* _Page extract_
Comparative analysis of the vertebral pneumatization in pterosaurs (Reptilia: Pterosauria) and extant birds (Avialae: Neornithes).

Birds and pterosaurs have pneumatic bones, a feature likely related to their flight capabilities but whose evolution and origin is still poorly understood. Pneumatic foramina are present on the external surface of the bone and are reliable indicators of post-cranial skeletal pneumatization present in Pterosauria, Eusauropoda, and Neotheropoda. Here, we carried out a qualitative analysis of the position, size and number of pneumatic foramina of the cervical and thoracic/dorsal vertebrae of pterosaurs and birds, as they have the potential to challenge hypotheses about the emergence and evolution of the respiratory trait in these groups. We also discussed differences between pneumatic and vascular foramina for identification purposes. Besides phylogenetic representativeness, the pterosaur taxonomic sampling considered the preservation of specimens and, for birds, their life habit, as this relates to the level of pneumatization. Pneumatic foramina on the lateral faces of the centrum of the mid-cervical vertebrae of pterosaurs and birds differ in position and size, and those adjacent to the neural canal additionally differ in number. The avian posterior cervical vertebrae show a higher number of pneumatic foramina in comparison to their mid-cervicals, while the opposite is true for pterosaurs, suggesting differences in the cervical air sac of these clades. Pneumatic foramina were found at the base of the transverse processes of the notarial vertebrae of birds, while they were absent from some of the pterosaurs analyzed here, revealing the presence of a pneumatic hiatus in the vertebral column that might be explained due to the distance of this structure to the cervical air sac. These findings indicate that, although the overall skeletal pneumatization of pterosaurs and birds present deep homologies, some pneumatic features occurred convergently because variation in the number of pneumatic foramina along the vertebral column is related to the position of the air sacs in pterosaurs and birds and/or the habit of each species. There is an evident reduction of the pneumatic foramina in birds that have aquatic foraging and an increase in the ones which perform static soaring. Although we did not find any external anatomical difference between pneumatic and vascular foramina, we observed that vascular foramina occur at specific sites and thus identification on the basis of location is reliable.

* _Data extracts_

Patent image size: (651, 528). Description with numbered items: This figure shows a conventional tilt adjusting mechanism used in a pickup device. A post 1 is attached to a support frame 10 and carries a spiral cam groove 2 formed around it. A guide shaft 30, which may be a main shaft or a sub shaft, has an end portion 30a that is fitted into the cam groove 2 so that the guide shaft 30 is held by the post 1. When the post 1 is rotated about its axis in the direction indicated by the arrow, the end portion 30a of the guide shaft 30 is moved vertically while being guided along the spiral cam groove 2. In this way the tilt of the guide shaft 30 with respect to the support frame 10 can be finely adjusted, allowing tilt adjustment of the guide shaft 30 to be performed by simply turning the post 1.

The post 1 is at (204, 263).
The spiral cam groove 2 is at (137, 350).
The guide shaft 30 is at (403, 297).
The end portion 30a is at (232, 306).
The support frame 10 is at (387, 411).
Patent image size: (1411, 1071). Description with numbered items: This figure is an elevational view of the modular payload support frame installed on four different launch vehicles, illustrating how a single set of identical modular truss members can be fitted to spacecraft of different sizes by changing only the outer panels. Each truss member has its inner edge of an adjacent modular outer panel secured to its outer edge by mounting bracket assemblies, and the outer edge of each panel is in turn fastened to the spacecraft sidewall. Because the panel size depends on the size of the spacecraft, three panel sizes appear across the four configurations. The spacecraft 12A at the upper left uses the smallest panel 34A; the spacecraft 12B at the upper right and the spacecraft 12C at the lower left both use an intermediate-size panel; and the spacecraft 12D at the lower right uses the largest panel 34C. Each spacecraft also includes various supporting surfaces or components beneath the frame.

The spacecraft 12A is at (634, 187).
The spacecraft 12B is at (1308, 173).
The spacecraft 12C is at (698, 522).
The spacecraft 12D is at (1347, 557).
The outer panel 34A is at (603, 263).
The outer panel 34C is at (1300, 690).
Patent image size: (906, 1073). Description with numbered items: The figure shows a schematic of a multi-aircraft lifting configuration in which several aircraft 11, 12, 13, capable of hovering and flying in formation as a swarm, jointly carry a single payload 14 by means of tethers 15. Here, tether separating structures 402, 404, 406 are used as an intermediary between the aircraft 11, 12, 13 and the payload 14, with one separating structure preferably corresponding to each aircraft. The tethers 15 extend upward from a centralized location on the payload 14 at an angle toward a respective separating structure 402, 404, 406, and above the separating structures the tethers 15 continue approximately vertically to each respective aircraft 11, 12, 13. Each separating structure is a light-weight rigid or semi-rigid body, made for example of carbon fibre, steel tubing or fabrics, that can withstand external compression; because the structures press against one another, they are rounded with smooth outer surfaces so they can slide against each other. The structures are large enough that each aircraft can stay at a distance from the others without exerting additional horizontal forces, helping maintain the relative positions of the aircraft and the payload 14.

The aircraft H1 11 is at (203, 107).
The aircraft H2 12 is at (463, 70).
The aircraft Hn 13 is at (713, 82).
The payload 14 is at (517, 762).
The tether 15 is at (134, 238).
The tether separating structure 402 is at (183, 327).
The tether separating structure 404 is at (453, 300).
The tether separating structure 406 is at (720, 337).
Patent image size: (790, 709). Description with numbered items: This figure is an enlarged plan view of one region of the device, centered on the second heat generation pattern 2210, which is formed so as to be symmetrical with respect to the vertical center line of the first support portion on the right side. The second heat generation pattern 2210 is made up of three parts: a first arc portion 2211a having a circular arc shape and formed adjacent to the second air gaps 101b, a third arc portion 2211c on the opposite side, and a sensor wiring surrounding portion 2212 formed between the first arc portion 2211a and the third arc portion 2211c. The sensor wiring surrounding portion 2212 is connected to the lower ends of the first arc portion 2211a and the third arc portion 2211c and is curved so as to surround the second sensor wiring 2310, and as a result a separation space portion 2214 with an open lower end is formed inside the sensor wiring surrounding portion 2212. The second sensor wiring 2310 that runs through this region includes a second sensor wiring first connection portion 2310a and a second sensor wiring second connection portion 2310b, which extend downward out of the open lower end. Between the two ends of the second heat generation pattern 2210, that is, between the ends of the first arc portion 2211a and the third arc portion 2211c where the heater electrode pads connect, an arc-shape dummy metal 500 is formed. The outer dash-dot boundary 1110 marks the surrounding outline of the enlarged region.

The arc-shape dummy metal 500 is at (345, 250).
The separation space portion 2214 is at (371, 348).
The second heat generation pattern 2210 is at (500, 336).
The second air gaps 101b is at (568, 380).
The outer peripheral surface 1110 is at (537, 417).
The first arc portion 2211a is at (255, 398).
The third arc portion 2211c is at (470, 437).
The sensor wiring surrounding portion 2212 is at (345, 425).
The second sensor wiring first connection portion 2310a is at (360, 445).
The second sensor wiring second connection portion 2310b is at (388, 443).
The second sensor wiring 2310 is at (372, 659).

* _Description of the task_
Continue the passage on vertebral pneumatization in pterosaurs and birds, starting right after its final sentence.

* _Answer space_
The Evolution of Pneumatic Foramina in Pterosaur Vertebrae.

Pterosaurs possess skeletal pneumatization, which can be assessed externally through the observation of pneumatic foramina. These foramina vary in position, shape, and number among taxa. Here we propose new characters referring to the position and number of pneumatic foramina present in cervical and dorsal vertebrae of pterosaurs. A cladistic analysis was performed after first-hand study of material in collections and using data from the literature in order to test these new characters for homology, and they were subsequently mapped in a strict consensus tree. The analysis resulted in nine equally parsimonious trees with 215 steps each. The strict consensus tree obtained does not present significant differences in relation to trees obtained in previous studies. The mapping performed identified that most pneumatic foramina evolved independently in several lineages, and only two of the eight added characters appeared once in the evolution of pterosaurs. In general, pneumatic foramina were more common in the Dsungaripteroidea, however, the flattened preservation of non-pterodactyloids and in the Archaeopterodactyloidea often precludes their visualization, and therefore the presence of vertebral pneumatization may be broaden with the discovery of new, better preserved specimens.